THE TASK:
Extract, from the records beneath this instruction, each line that contains the word "object".

DATA SUPPLIED:
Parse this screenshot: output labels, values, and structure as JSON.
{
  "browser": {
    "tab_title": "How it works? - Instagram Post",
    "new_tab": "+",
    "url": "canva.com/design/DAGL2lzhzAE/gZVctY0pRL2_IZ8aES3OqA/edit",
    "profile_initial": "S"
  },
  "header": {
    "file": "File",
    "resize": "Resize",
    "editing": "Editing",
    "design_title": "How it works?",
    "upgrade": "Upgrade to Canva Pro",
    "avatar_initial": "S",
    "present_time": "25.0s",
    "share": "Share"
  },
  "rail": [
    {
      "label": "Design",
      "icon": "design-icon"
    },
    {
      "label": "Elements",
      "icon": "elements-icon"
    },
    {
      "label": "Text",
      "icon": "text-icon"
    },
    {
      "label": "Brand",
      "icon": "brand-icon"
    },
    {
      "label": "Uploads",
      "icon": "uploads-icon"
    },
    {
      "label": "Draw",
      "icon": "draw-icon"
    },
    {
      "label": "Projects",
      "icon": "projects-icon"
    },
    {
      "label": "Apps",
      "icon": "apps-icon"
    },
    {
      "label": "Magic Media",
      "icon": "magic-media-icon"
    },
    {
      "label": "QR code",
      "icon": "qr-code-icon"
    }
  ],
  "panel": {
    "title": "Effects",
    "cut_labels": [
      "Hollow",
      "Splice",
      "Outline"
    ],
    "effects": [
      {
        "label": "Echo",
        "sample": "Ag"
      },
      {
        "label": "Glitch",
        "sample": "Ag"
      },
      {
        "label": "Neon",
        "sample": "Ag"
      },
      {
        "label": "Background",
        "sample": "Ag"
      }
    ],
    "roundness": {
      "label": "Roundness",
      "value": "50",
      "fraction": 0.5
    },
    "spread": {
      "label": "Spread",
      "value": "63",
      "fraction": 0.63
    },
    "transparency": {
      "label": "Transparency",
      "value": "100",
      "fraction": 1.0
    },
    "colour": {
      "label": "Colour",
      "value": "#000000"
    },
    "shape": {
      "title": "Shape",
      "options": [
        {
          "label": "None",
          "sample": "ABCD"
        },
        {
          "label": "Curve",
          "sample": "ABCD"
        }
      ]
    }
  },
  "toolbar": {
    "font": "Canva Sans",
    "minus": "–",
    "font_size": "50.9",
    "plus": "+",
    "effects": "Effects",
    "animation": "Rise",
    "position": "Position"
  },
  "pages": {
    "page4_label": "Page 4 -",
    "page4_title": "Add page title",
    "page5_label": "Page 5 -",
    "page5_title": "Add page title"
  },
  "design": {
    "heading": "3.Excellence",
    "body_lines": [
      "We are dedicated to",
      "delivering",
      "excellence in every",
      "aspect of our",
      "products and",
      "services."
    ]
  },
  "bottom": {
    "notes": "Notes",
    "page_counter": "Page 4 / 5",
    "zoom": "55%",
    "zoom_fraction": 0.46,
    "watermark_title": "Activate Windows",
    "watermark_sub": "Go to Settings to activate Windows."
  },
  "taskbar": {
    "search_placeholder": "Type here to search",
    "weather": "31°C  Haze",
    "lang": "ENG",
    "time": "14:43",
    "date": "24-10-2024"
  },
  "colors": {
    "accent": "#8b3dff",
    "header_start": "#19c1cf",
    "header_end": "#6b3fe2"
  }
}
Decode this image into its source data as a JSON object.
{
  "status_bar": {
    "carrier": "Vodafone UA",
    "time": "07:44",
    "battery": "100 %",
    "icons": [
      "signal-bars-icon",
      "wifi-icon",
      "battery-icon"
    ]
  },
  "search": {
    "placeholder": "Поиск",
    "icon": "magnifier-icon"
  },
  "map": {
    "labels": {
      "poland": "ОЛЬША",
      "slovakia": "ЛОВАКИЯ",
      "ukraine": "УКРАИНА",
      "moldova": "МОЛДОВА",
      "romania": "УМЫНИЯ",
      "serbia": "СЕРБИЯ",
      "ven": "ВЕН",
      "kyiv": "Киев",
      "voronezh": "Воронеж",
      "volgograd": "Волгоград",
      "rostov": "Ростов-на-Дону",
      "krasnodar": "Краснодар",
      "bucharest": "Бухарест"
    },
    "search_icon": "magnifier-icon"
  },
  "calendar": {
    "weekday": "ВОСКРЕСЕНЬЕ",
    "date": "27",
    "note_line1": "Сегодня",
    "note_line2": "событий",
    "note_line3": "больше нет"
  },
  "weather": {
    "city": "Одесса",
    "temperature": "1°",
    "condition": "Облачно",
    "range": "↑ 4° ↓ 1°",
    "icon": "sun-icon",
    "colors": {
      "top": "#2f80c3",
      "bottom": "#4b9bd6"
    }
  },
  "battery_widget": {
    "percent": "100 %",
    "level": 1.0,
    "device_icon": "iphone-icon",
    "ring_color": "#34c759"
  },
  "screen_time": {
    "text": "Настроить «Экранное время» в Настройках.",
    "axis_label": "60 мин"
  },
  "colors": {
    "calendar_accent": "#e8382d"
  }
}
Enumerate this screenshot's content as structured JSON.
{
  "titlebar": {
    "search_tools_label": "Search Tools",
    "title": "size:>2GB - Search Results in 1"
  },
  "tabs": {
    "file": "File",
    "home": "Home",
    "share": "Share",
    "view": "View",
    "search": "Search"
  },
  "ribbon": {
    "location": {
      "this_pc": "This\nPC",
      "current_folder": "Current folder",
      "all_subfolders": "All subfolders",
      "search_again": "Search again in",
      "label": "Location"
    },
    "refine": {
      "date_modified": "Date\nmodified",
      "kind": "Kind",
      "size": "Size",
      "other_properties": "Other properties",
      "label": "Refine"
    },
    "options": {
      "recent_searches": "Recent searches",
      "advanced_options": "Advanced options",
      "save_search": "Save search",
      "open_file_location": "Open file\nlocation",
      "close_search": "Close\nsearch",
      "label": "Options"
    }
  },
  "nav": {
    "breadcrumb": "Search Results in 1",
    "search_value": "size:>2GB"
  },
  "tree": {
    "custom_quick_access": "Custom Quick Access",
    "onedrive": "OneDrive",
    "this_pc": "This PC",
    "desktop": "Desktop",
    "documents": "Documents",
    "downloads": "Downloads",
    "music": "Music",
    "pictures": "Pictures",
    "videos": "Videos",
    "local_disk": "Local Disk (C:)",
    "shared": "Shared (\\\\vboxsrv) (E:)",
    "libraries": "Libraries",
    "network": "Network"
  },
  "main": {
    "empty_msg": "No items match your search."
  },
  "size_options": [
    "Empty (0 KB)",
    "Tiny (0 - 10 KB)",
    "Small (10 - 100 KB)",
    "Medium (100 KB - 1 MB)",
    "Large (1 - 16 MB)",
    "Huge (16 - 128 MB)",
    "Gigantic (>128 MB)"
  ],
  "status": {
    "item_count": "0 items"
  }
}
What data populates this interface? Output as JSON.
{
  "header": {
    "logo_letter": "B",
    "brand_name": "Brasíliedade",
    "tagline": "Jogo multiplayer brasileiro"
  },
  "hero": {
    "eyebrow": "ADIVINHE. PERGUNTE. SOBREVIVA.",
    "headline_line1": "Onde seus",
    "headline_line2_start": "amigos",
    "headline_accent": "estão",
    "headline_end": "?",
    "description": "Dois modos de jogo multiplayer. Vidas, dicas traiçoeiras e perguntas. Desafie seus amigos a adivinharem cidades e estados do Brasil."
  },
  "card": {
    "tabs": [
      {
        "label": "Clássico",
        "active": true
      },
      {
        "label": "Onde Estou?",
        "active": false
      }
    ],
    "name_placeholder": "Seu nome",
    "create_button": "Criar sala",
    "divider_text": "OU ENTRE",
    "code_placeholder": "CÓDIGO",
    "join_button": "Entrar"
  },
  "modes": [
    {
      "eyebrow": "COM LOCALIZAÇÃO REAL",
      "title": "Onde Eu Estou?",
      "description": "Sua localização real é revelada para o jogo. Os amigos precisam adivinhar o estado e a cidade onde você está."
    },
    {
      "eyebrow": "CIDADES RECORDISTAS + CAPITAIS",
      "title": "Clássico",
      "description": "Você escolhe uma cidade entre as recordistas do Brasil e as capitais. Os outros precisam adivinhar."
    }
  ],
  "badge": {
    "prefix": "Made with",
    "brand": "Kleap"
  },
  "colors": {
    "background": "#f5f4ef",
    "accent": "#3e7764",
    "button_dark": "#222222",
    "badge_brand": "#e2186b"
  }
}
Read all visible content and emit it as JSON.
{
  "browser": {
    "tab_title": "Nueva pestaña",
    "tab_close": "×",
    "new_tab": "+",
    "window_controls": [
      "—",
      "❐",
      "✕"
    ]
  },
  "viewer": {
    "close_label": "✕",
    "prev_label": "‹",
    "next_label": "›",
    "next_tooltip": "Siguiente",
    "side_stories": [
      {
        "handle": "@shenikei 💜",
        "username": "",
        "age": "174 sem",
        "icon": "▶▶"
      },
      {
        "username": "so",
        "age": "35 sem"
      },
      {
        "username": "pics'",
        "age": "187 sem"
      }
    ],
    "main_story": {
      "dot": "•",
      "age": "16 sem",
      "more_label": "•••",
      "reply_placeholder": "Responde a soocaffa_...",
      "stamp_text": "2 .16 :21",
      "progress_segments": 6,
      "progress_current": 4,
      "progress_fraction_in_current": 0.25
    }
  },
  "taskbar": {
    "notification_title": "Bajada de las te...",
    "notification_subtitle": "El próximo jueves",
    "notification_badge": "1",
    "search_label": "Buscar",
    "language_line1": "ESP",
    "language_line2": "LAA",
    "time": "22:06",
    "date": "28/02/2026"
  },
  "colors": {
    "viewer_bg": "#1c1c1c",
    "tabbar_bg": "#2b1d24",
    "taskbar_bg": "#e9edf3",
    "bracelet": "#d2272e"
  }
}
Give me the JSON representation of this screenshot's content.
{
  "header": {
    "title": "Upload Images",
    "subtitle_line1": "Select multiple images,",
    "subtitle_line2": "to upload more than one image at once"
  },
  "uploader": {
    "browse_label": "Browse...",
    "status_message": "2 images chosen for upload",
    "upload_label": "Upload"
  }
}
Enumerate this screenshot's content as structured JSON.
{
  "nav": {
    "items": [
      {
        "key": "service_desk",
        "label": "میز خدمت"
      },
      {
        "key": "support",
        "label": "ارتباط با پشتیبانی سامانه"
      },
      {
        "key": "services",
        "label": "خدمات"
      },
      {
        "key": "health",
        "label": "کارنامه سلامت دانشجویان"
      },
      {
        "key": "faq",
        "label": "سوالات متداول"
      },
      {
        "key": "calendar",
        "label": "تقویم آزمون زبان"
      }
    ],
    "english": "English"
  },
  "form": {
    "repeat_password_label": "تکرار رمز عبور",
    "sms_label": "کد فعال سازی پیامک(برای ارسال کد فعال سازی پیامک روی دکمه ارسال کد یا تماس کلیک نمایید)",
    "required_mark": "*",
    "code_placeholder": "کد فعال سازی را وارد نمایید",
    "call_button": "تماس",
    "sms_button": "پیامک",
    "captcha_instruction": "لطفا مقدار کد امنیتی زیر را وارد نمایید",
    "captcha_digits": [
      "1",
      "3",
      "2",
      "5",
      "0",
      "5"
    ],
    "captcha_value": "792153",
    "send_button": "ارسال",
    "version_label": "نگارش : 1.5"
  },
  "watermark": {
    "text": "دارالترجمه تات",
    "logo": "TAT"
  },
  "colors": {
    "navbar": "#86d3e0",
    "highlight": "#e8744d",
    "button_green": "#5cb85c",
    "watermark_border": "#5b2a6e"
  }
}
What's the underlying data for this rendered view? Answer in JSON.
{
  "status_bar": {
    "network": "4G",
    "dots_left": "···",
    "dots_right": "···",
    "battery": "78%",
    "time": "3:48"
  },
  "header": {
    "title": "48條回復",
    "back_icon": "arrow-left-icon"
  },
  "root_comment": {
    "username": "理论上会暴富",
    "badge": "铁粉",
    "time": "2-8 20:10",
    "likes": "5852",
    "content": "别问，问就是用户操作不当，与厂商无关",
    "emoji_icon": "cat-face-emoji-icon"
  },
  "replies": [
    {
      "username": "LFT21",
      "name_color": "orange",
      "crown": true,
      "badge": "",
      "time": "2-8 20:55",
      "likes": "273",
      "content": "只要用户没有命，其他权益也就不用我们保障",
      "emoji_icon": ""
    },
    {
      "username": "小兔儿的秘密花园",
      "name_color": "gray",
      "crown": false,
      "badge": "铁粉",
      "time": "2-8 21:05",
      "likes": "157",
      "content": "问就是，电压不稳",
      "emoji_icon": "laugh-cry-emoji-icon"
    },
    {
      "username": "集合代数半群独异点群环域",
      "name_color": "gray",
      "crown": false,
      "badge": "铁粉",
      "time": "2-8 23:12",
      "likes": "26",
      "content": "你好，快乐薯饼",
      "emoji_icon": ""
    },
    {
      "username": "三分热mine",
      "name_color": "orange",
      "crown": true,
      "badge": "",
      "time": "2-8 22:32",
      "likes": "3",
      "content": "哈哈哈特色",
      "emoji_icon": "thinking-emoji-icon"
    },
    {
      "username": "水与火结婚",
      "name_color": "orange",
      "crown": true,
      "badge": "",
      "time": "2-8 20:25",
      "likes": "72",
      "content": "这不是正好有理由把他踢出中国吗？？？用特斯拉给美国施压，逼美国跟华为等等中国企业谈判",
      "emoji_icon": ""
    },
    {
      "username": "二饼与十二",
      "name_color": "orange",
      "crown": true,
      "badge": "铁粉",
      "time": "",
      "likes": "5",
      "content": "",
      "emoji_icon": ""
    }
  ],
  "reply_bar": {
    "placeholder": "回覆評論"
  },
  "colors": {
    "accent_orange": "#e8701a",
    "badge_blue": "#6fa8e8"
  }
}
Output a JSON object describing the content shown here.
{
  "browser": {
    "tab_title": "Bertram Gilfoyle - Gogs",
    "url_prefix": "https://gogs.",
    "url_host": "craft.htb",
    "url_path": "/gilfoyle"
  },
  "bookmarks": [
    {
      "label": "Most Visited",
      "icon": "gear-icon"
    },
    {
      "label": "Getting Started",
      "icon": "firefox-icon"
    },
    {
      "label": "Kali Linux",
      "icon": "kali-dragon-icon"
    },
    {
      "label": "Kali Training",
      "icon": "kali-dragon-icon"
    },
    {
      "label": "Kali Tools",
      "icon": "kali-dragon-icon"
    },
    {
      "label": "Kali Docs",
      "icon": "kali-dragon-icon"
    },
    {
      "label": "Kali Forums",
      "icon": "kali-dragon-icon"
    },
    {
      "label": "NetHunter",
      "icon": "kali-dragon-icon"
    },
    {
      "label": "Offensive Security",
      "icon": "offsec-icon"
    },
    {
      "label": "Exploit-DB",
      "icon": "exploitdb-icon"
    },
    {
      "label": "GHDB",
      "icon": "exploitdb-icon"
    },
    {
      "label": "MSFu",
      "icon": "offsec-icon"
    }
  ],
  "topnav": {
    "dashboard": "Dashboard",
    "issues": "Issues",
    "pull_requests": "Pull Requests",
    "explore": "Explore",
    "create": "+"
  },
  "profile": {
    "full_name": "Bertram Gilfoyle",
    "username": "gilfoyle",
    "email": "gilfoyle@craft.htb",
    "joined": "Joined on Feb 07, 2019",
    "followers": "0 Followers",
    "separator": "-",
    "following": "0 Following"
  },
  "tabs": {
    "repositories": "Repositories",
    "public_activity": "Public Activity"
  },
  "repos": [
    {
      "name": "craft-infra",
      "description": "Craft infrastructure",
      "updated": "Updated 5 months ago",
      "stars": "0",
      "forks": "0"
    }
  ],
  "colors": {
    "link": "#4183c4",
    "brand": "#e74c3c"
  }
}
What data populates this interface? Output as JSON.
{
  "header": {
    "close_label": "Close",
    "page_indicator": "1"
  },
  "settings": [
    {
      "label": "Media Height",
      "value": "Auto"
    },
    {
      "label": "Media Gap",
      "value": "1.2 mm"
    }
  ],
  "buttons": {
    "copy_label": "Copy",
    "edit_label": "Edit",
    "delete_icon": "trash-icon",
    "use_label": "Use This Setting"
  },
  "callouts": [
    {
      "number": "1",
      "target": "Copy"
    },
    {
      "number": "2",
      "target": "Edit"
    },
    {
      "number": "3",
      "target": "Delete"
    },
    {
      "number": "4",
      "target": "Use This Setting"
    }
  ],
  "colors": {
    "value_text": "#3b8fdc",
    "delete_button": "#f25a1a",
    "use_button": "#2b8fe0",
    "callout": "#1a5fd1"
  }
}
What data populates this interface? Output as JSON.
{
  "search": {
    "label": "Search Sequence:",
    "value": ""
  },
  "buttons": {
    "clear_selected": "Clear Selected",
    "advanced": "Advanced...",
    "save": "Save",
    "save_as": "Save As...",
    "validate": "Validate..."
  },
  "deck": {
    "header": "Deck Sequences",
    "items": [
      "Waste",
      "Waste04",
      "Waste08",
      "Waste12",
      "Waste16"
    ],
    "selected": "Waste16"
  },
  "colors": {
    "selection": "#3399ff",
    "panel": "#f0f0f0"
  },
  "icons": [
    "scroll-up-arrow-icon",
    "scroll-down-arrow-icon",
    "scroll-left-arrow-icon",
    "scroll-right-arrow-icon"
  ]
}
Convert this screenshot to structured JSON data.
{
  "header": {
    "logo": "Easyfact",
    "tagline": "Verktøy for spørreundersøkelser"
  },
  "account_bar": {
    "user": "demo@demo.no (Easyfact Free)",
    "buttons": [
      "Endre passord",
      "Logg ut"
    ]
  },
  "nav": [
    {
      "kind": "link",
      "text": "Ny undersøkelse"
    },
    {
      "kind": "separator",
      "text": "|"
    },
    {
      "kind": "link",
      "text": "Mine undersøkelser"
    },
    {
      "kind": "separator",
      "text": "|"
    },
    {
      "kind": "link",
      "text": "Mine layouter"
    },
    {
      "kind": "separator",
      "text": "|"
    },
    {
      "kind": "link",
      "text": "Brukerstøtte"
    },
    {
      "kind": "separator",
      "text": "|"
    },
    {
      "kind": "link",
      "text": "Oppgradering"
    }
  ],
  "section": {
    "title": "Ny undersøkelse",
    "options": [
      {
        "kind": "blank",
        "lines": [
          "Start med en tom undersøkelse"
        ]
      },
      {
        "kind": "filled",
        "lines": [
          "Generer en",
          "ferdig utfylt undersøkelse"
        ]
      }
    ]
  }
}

OUTPUT FOR THIS TASK:
Decode this image into its source data as a JSON object.
Output a JSON object describing the content shown here.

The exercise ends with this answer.